Given exercise: Output the data below in full, byte for byte. Nothing may differ.
====
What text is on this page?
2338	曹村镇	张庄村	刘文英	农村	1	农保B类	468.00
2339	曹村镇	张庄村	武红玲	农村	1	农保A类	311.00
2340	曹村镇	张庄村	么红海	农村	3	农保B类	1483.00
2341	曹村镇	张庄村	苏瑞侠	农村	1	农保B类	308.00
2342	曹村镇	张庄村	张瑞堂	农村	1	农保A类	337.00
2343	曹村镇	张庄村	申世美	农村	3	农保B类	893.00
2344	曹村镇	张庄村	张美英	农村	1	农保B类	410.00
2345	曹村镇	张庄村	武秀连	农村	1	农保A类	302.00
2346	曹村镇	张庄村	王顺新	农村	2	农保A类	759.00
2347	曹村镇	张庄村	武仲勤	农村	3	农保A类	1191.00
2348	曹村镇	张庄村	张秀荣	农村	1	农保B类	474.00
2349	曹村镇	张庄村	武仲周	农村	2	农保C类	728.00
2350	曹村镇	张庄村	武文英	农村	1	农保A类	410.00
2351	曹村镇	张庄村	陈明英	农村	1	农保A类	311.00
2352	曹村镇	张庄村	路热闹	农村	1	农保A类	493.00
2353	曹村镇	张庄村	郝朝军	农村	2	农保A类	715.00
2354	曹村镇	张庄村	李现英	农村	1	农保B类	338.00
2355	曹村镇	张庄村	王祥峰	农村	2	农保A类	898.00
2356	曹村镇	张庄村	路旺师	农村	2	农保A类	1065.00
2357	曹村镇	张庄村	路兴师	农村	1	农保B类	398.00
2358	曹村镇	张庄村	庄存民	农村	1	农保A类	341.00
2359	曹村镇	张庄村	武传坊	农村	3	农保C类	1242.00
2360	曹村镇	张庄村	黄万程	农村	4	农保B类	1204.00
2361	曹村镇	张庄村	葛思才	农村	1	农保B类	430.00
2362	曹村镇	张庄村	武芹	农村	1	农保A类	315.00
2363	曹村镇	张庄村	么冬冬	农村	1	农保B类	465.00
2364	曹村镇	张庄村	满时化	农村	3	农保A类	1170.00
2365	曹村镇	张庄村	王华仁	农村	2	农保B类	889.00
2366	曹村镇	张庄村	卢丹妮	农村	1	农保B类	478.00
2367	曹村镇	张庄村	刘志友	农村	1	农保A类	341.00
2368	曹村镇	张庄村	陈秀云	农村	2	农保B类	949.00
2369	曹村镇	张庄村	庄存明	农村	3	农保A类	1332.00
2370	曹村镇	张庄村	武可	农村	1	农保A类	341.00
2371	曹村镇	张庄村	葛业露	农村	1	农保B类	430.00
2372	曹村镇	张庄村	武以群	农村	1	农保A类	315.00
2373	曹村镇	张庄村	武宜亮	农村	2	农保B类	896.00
====
Result below:
What text is on this page?
2338	曹村镇	张庄村	刘文英	农村	1	农保B类	468.00
2339	曹村镇	张庄村	武红玲	农村	1	农保A类	311.00
2340	曹村镇	张庄村	么红海	农村	3	农保B类	1483.00
2341	曹村镇	张庄村	苏瑞侠	农村	1	农保B类	308.00
2342	曹村镇	张庄村	张瑞堂	农村	1	农保A类	337.00
2343	曹村镇	张庄村	申世美	农村	3	农保B类	893.00
2344	曹村镇	张庄村	张美英	农村	1	农保B类	410.00
2345	曹村镇	张庄村	武秀连	农村	1	农保A类	302.00
2346	曹村镇	张庄村	王顺新	农村	2	农保A类	759.00
2347	曹村镇	张庄村	武仲勤	农村	3	农保A类	1191.00
2348	曹村镇	张庄村	张秀荣	农村	1	农保B类	474.00
2349	曹村镇	张庄村	武仲周	农村	2	农保C类	728.00
2350	曹村镇	张庄村	武文英	农村	1	农保A类	410.00
2351	曹村镇	张庄村	陈明英	农村	1	农保A类	311.00
2352	曹村镇	张庄村	路热闹	农村	1	农保A类	493.00
2353	曹村镇	张庄村	郝朝军	农村	2	农保A类	715.00
2354	曹村镇	张庄村	李现英	农村	1	农保B类	338.00
2355	曹村镇	张庄村	王祥峰	农村	2	农保A类	898.00
2356	曹村镇	张庄村	路旺师	农村	2	农保A类	1065.00
2357	曹村镇	张庄村	路兴师	农村	1	农保B类	398.00
2358	曹村镇	张庄村	庄存民	农村	1	农保A类	341.00
2359	曹村镇	张庄村	武传坊	农村	3	农保C类	1242.00
2360	曹村镇	张庄村	黄万程	农村	4	农保B类	1204.00
2361	曹村镇	张庄村	葛思才	农村	1	农保B类	430.00
2362	曹村镇	张庄村	武芹	农村	1	农保A类	315.00
2363	曹村镇	张庄村	么冬冬	农村	1	农保B类	465.00
2364	曹村镇	张庄村	满时化	农村	3	农保A类	1170.00
2365	曹村镇	张庄村	王华仁	农村	2	农保B类	889.00
2366	曹村镇	张庄村	卢丹妮	农村	1	农保B类	478.00
2367	曹村镇	张庄村	刘志友	农村	1	农保A类	341.00
2368	曹村镇	张庄村	陈秀云	农村	2	农保B类	949.00
2369	曹村镇	张庄村	庄存明	农村	3	农保A类	1332.00
2370	曹村镇	张庄村	武可	农村	1	农保A类	341.00
2371	曹村镇	张庄村	葛业露	农村	1	农保B类	430.00
2372	曹村镇	张庄村	武以群	农村	1	农保A类	315.00
2373	曹村镇	张庄村	武宜亮	农村	2	农保B类	896.00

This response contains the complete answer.